# START OF MATERIAL FOR THE TASK
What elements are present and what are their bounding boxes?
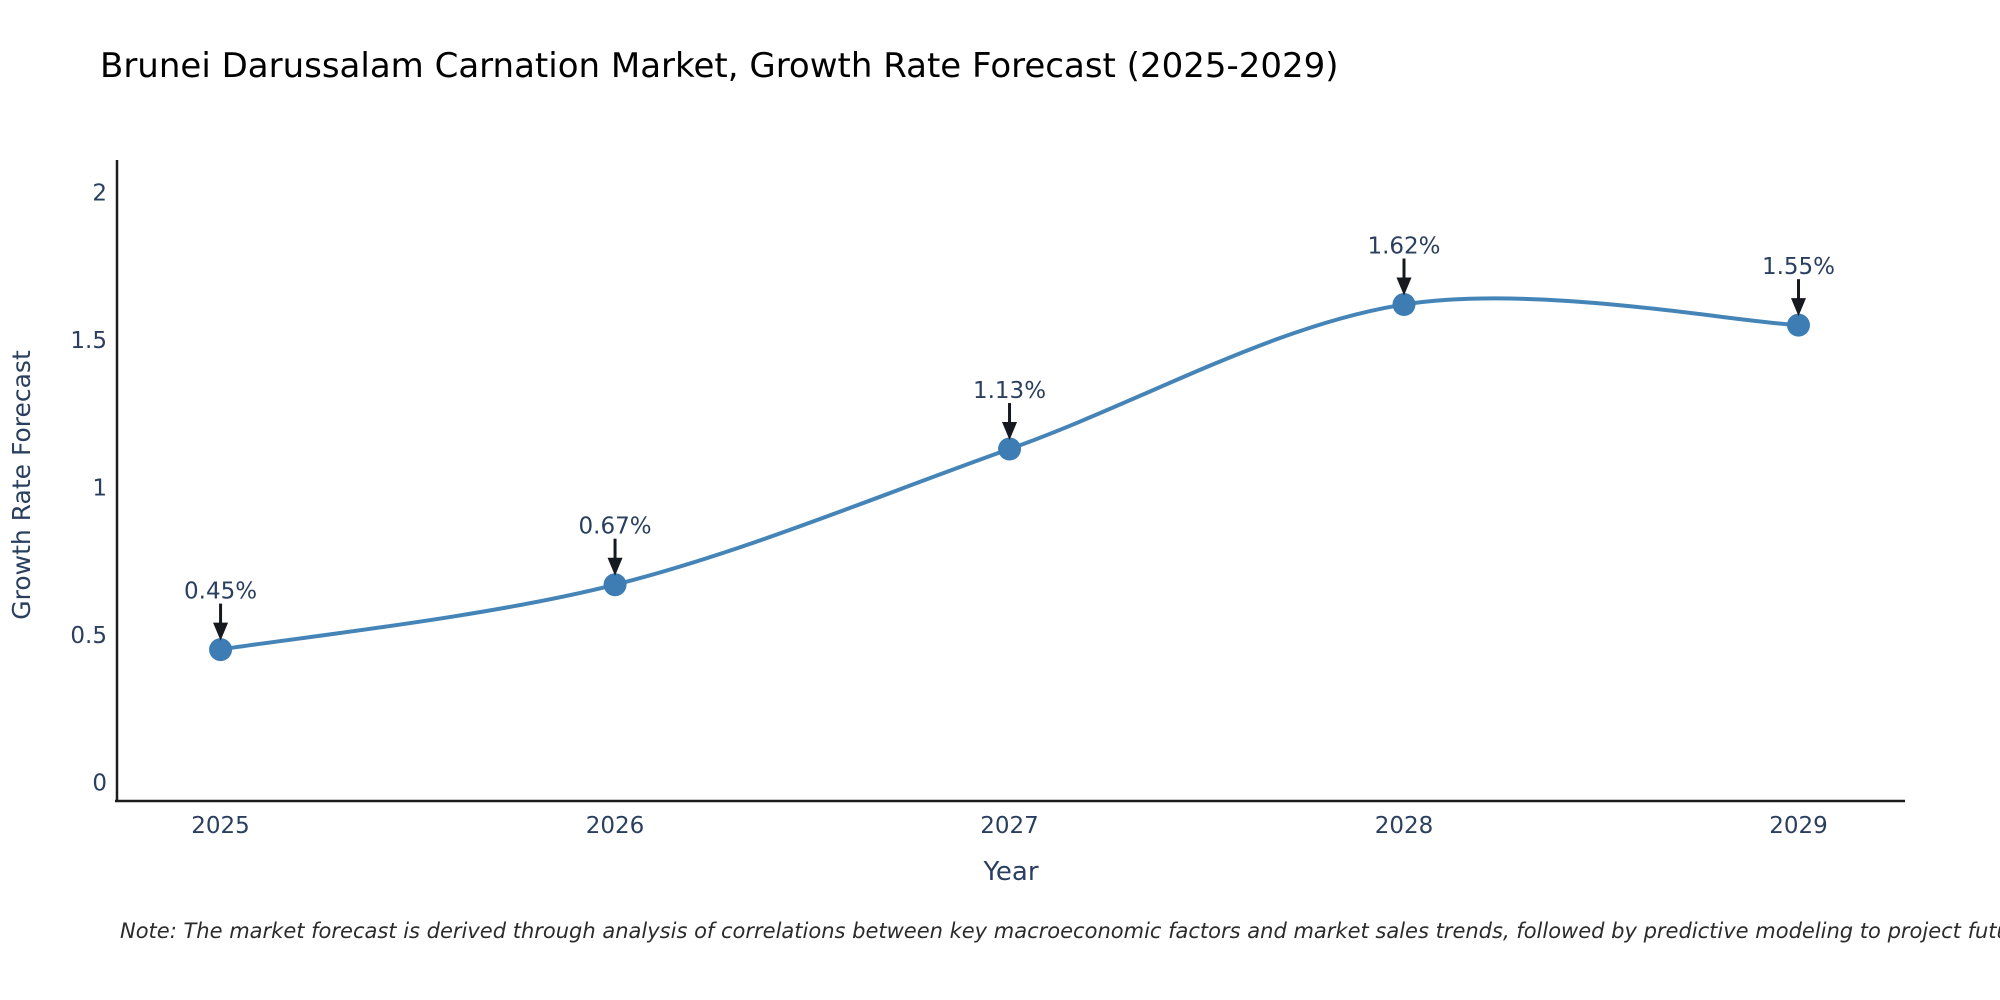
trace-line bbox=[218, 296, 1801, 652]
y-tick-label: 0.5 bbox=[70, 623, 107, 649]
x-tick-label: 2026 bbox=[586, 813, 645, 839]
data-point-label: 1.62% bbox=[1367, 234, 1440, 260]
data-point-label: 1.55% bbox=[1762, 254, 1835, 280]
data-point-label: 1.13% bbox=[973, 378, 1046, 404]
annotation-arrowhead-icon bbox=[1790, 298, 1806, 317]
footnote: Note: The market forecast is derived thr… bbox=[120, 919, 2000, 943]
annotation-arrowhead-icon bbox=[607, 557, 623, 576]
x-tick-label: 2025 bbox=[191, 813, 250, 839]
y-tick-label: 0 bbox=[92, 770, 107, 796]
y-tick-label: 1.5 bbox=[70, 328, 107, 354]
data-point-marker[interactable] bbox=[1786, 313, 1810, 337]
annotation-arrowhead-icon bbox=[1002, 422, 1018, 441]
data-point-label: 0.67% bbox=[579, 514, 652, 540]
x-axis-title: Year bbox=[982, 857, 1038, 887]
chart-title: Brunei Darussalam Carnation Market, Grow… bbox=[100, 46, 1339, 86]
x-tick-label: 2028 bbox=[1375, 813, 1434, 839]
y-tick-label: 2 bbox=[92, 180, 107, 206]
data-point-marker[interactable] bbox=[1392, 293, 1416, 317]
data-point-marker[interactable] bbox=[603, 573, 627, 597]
# END OF MATERIAL FOR THE TASK
**STATED GOAL**
Copy the data above line for line, with every character unchanged. Leave out any line that marks a picture.

**EXERCISE ANSWER**
What elements are present and what are their bounding boxes?
trace-line bbox=[218, 296, 1801, 652]
y-tick-label: 0.5 bbox=[70, 623, 107, 649]
x-tick-label: 2026 bbox=[586, 813, 645, 839]
data-point-label: 1.62% bbox=[1367, 234, 1440, 260]
data-point-label: 1.55% bbox=[1762, 254, 1835, 280]
data-point-label: 1.13% bbox=[973, 378, 1046, 404]
annotation-arrowhead-icon bbox=[1790, 298, 1806, 317]
footnote: Note: The market forecast is derived thr… bbox=[120, 919, 2000, 943]
annotation-arrowhead-icon bbox=[607, 557, 623, 576]
x-tick-label: 2025 bbox=[191, 813, 250, 839]
y-tick-label: 0 bbox=[92, 770, 107, 796]
y-tick-label: 1.5 bbox=[70, 328, 107, 354]
data-point-marker[interactable] bbox=[1786, 313, 1810, 337]
annotation-arrowhead-icon bbox=[1002, 422, 1018, 441]
data-point-label: 0.67% bbox=[579, 514, 652, 540]
x-axis-title: Year bbox=[982, 857, 1038, 887]
chart-title: Brunei Darussalam Carnation Market, Grow… bbox=[100, 46, 1339, 86]
x-tick-label: 2028 bbox=[1375, 813, 1434, 839]
y-tick-label: 2 bbox=[92, 180, 107, 206]
data-point-marker[interactable] bbox=[1392, 293, 1416, 317]
data-point-marker[interactable] bbox=[603, 573, 627, 597]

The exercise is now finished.